__TEXT SECTION__:
"""

City Well Church
Pastor Cleve May of CityWell UMC, along with some 20 other citizens, were arrested Nov. 24 as they surrounded the vehicle being used to transport Samuel Oliver-Bruno. Mr. Oliver-Bruno was arrested by plain clothes ICE agents when he showed up for a routine biometrics appointment with USCIS in Morrisville, N.C. Mr. Oliver-Bruno has been living in sanctuary for the past 11 months at CityWell United Methodist Church in Durham. He sought deferred deportation after living in America for more than 22 years. (Photo Sarah Krueger / WRAL from City Well's Facebook page)
Recently my friend and mentor Brian Zahnd got a lot of flak for tweeting about his church having both ICE agents and undocumented immigrants in its pews. The same day, dozens of members of the CityWell church in my hometown of Durham, N. C., were arrested for blocking an ICE van when ICE agents captured a church member who had been living in sanctuary in the church for almost a year.
So what does it look like to be a faithful church in a country whose government is aggressively tearing apart immigrant families?
Can ICE agents and undocumented immigrants worship together in the same congregation? The only way to answer that question is to ask whether the ICE agents can put their allegiance to the kingdom of God above the duties of their job and whether their fellow congregation members would stop them from harming immigrant families if they need help submitting to Jesus’ authority.
Ever since Stanley Hauerwas and Will Willimon released their book Resident Aliens, moderate evangelicals have been preaching about putting God’s kingdom above national politics. In a divisive society, the Eucharistic table is supposed to bring both sides together. A church that’s doing its job ought to be purple instead of red or blue. Creating a space where political differences are set aside for the sake of recognizing our common humanity is itself a valid and important aspiration.

"""

Items listed in a dataset
"""

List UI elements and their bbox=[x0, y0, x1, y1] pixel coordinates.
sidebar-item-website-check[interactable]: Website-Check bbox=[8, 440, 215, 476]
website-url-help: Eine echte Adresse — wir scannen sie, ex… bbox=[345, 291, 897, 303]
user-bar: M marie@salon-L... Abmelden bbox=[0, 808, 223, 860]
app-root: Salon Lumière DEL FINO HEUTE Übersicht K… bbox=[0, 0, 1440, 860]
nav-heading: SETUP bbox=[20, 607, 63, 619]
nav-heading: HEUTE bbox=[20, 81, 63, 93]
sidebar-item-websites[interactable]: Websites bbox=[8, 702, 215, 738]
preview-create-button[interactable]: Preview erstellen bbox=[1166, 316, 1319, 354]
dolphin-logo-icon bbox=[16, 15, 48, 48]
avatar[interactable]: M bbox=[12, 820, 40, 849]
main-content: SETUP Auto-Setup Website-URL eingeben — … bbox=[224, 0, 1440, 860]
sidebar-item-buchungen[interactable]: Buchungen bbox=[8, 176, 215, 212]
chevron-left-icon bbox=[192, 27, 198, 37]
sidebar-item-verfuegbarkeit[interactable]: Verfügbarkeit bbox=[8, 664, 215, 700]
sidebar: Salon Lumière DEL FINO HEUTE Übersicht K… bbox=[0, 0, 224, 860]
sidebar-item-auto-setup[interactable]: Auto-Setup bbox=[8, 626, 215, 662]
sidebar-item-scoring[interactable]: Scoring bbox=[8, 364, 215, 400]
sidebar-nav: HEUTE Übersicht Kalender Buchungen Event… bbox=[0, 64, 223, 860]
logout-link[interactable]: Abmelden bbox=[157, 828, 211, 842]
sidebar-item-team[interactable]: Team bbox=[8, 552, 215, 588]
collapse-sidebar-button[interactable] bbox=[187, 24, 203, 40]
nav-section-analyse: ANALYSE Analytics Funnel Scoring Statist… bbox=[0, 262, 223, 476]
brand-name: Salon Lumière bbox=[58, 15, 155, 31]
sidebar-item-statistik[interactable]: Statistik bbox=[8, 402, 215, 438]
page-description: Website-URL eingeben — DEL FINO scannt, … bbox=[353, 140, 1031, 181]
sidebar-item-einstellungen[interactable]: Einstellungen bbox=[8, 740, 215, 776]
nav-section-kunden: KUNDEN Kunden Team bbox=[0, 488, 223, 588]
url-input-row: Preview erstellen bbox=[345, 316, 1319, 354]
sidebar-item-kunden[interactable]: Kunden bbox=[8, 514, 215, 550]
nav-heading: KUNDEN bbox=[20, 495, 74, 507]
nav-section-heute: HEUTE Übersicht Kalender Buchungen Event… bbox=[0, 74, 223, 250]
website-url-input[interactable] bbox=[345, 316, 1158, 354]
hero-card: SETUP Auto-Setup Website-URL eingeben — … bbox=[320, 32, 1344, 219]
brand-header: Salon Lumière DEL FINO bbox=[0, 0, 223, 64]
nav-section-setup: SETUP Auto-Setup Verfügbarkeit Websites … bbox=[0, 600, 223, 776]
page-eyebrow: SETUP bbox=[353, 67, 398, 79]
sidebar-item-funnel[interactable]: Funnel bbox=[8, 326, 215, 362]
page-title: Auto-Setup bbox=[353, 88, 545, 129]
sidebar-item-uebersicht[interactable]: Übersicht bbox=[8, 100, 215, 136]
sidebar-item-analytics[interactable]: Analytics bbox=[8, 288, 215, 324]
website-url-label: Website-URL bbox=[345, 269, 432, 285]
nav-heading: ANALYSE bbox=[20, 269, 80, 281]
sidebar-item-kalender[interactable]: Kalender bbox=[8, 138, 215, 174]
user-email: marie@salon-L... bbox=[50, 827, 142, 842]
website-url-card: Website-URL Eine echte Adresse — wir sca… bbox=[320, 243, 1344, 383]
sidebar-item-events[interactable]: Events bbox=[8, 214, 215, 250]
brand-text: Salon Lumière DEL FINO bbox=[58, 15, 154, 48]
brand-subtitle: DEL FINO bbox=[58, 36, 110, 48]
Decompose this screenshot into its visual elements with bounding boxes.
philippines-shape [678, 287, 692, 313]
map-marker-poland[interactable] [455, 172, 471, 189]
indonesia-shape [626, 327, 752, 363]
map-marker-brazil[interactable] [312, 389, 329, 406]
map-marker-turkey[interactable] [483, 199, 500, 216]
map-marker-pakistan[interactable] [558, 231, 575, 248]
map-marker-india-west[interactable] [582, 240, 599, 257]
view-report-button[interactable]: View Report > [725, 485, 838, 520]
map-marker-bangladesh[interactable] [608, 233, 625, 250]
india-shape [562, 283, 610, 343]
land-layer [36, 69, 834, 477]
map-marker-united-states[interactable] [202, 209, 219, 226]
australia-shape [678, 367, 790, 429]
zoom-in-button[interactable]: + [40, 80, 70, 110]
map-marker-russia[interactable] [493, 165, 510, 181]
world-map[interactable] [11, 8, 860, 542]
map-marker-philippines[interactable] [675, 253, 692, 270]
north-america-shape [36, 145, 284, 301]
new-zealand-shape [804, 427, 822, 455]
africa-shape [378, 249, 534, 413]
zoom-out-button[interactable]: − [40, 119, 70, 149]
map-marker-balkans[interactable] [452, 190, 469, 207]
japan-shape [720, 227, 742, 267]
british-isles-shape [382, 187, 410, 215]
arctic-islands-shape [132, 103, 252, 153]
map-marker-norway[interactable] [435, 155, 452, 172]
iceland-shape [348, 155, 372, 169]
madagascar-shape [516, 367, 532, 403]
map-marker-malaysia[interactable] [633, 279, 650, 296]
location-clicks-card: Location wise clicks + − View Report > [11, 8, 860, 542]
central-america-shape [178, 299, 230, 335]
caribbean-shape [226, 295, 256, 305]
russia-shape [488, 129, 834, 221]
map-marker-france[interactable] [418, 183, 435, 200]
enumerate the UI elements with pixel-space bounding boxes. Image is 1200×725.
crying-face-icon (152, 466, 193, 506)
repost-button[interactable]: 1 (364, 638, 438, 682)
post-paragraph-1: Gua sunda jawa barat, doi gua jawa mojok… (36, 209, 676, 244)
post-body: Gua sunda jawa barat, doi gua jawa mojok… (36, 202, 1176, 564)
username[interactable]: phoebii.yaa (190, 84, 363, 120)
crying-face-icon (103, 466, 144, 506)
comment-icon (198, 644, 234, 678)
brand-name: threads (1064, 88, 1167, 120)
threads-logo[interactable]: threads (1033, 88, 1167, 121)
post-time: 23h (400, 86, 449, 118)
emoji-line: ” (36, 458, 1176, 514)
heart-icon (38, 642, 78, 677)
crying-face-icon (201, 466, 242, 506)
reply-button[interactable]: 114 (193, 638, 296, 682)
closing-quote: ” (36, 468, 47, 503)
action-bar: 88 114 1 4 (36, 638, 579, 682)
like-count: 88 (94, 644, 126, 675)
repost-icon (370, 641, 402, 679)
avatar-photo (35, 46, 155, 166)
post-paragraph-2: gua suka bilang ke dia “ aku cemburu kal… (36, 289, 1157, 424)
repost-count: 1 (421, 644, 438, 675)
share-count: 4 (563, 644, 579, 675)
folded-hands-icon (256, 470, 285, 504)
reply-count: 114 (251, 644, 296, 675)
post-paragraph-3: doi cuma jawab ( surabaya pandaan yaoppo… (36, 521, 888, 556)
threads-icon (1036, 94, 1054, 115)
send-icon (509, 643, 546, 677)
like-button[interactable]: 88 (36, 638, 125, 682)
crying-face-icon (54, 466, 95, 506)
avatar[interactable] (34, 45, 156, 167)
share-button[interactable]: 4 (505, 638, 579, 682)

"""

__YOUR ASSIGNMENT__: According to the text on CityWell church, how long had Samuel Oliver-Bruno lived in America?

__EXERCISE SOLUTION__: More than 22 years.